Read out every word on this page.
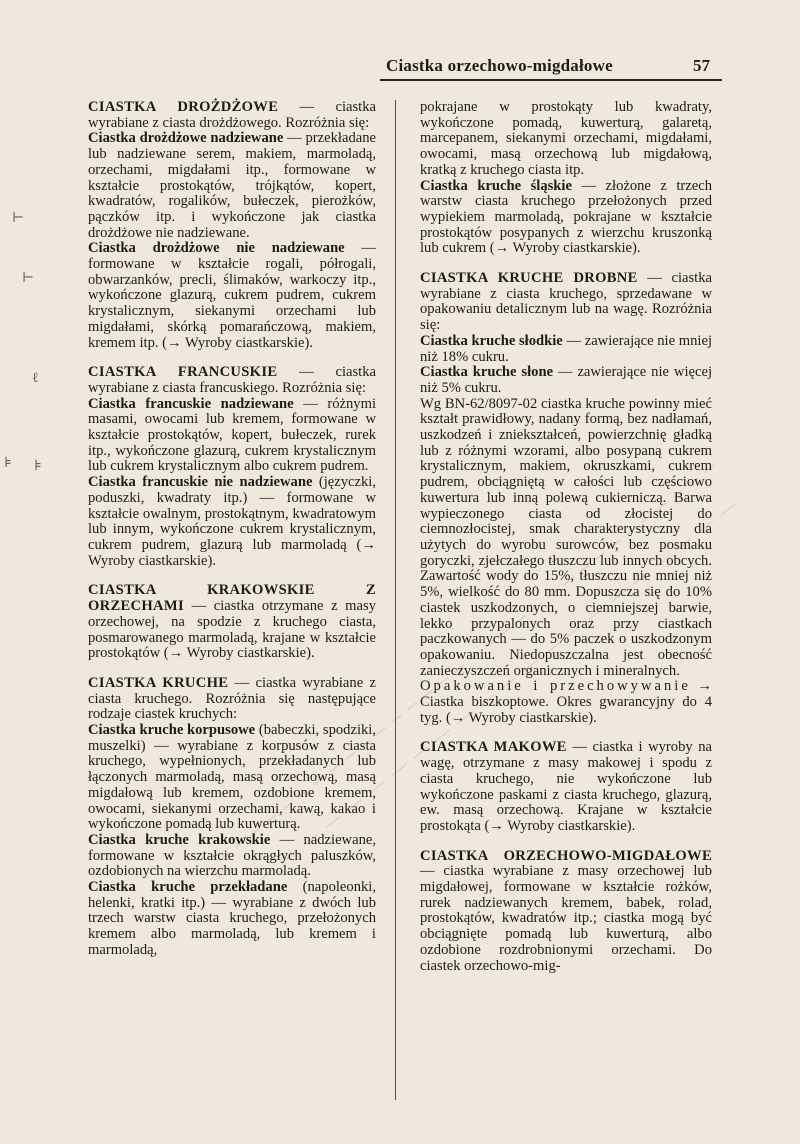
Ciastka orzechowo-migdałowe	57
⊢
⊢
ℓ
⊧ ⊧

CIASTKA DROŻDŻOWE — ciastka wyrabiane z ciasta drożdżowego. Rozróżnia się:

Ciastka drożdżowe nadziewane — przekładane lub nadziewane serem, makiem, marmoladą, orzechami, migdałami itp., formowane w kształcie prostokątów, trójkątów, kopert, kwadratów, rogalików, bułeczek, pierożków, pączków itp. i wykończone jak ciastka drożdżowe nie nadziewane.

Ciastka drożdżowe nie nadziewane — formowane w kształcie rogali, półrogali, obwarzanków, precli, ślimaków, warkoczy itp., wykończone glazurą, cukrem pudrem, cukrem krystalicznym, siekanymi orzechami lub migdałami, skórką pomarańczową, makiem, kremem itp. (→ Wyroby ciastkarskie).

CIASTKA FRANCUSKIE — ciastka wyrabiane z ciasta francuskiego. Rozróżnia się:

Ciastka francuskie nadziewane — różnymi masami, owocami lub kremem, formowane w kształcie prostokątów, kopert, bułeczek, rurek itp., wykończone glazurą, cukrem krystalicznym lub cukrem krystalicznym albo cukrem pudrem.

Ciastka francuskie nie nadziewane (języczki, poduszki, kwadraty itp.) — formowane w kształcie owalnym, prostokątnym, kwadratowym lub innym, wykończone cukrem krystalicznym, cukrem pudrem, glazurą lub marmoladą (→ Wyroby ciastkarskie).

CIASTKA KRAKOWSKIE Z ORZECHAMI — ciastka otrzymane z masy orzechowej, na spodzie z kruchego ciasta, posmarowanego marmoladą, krajane w kształcie prostokątów (→ Wyroby ciastkarskie).

CIASTKA KRUCHE — ciastka wyrabiane z ciasta kruchego. Rozróżnia się następujące rodzaje ciastek kruchych:

Ciastka kruche korpusowe (babeczki, spodziki, muszelki) — wyrabiane z korpusów z ciasta kruchego, wypełnionych, przekładanych lub łączonych marmoladą, masą orzechową, masą migdałową lub kremem, ozdobione kremem, owocami, siekanymi orzechami, kawą, kakao i wykończone pomadą lub kuwerturą.

Ciastka kruche krakowskie — nadziewane, formowane w kształcie okrągłych paluszków, ozdobionych na wierzchu marmoladą.

Ciastka kruche przekładane (napoleonki, helenki, kratki itp.) — wyrabiane z dwóch lub trzech warstw ciasta kruchego, przełożonych kremem albo marmoladą, lub kremem i marmoladą,

pokrajane w prostokąty lub kwadraty, wykończone pomadą, kuwerturą, galaretą, marcepanem, siekanymi orzechami, migdałami, owocami, masą orzechową lub migdałową, kratką z kruchego ciasta itp.

Ciastka kruche śląskie — złożone z trzech warstw ciasta kruchego przełożonych przed wypiekiem marmoladą, pokrajane w kształcie prostokątów posypanych z wierzchu kruszonką lub cukrem (→ Wyroby ciastkarskie).

CIASTKA KRUCHE DROBNE — ciastka wyrabiane z ciasta kruchego, sprzedawane w opakowaniu detalicznym lub na wagę. Rozróżnia się:

Ciastka kruche słodkie — zawierające nie mniej niż 18% cukru.

Ciastka kruche słone — zawierające nie więcej niż 5% cukru.

Wg BN-62/8097-02 ciastka kruche powinny mieć kształt prawidłowy, nadany formą, bez nadłamań, uszkodzeń i zniekształceń, powierzchnię gładką lub z różnymi wzorami, albo posypaną cukrem krystalicznym, makiem, okruszkami, cukrem pudrem, obciągniętą w całości lub częściowo kuwertura lub inną polewą cukierniczą. Barwa wypieczonego ciasta od złocistej do ciemnozłocistej, smak charakterystyczny dla użytych do wyrobu surowców, bez posmaku goryczki, zjełczałego tłuszczu lub innych obcych. Zawartość wody do 15%, tłuszczu nie mniej niż 5%, wielkość do 80 mm. Dopuszcza się do 10% ciastek uszkodzonych, o ciemniejszej barwie, lekko przypalonych oraz przy ciastkach paczkowanych — do 5% paczek o uszkodzonym opakowaniu. Niedopuszczalna jest obecność zanieczyszczeń organicznych i mineralnych.

Opakowanie i przechowywanie → Ciastka biszkoptowe. Okres gwarancyjny do 4 tyg. (→ Wyroby ciastkarskie).

CIASTKA MAKOWE — ciastka i wyroby na wagę, otrzymane z masy makowej i spodu z ciasta kruchego, nie wykończone lub wykończone paskami z ciasta kruchego, glazurą, ew. masą orzechową. Krajane w kształcie prostokąta (→ Wyroby ciastkarskie).

CIASTKA ORZECHOWO-MIGDAŁOWE — ciastka wyrabiane z masy orzechowej lub migdałowej, formowane w kształcie rożków, rurek nadziewanych kremem, babek, rolad, prostokątów, kwadratów itp.; ciastka mogą być obciągnięte pomadą lub kuwerturą, albo ozdobione rozdrobnionymi orzechami. Do ciastek orzechowo-mig-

Given exercise: Find every line in the records above that contains the word "wykończone", and copy each one.

Correct output:
Ciastka drożdżowe nadziewane — przekładane lub nadziewane serem, makiem, marmoladą, orzechami, migdałami itp., formowane w kształcie prostokątów, trójkątów, kopert, kwadratów, rogalików, bułeczek, pierożków, pączków itp. i wykończone jak ciastka drożdżowe nie nadziewane.
Ciastka drożdżowe nie nadziewane — formowane w kształcie rogali, półrogali, obwarzanków, precli, ślimaków, warkoczy itp., wykończone glazurą, cukrem pudrem, cukrem krystalicznym, siekanymi orzechami lub migdałami, skórką pomarańczową, makiem, kremem itp. (→ Wyroby ciastkarskie).
Ciastka francuskie nadziewane — różnymi masami, owocami lub kremem, formowane w kształcie prostokątów, kopert, bułeczek, rurek itp., wykończone glazurą, cukrem krystalicznym lub cukrem krystalicznym albo cukrem pudrem.
Ciastka francuskie nie nadziewane (języczki, poduszki, kwadraty itp.) — formowane w kształcie owalnym, prostokątnym, kwadratowym lub innym, wykończone cukrem krystalicznym, cukrem pudrem, glazurą lub marmoladą (→ Wyroby ciastkarskie).
Ciastka kruche korpusowe (babeczki, spodziki, muszelki) — wyrabiane z korpusów z ciasta kruchego, wypełnionych, przekładanych lub łączonych marmoladą, masą orzechową, masą migdałową lub kremem, ozdobione kremem, owocami, siekanymi orzechami, kawą, kakao i wykończone pomadą lub kuwerturą.
pokrajane w prostokąty lub kwadraty, wykończone pomadą, kuwerturą, galaretą, marcepanem, siekanymi orzechami, migdałami, owocami, masą orzechową lub migdałową, kratką z kruchego ciasta itp.
CIASTKA MAKOWE — ciastka i wyroby na wagę, otrzymane z masy makowej i spodu z ciasta kruchego, nie wykończone lub wykończone paskami z ciasta kruchego, glazurą, ew. masą orzechową. Krajane w kształcie prostokąta (→ Wyroby ciastkarskie).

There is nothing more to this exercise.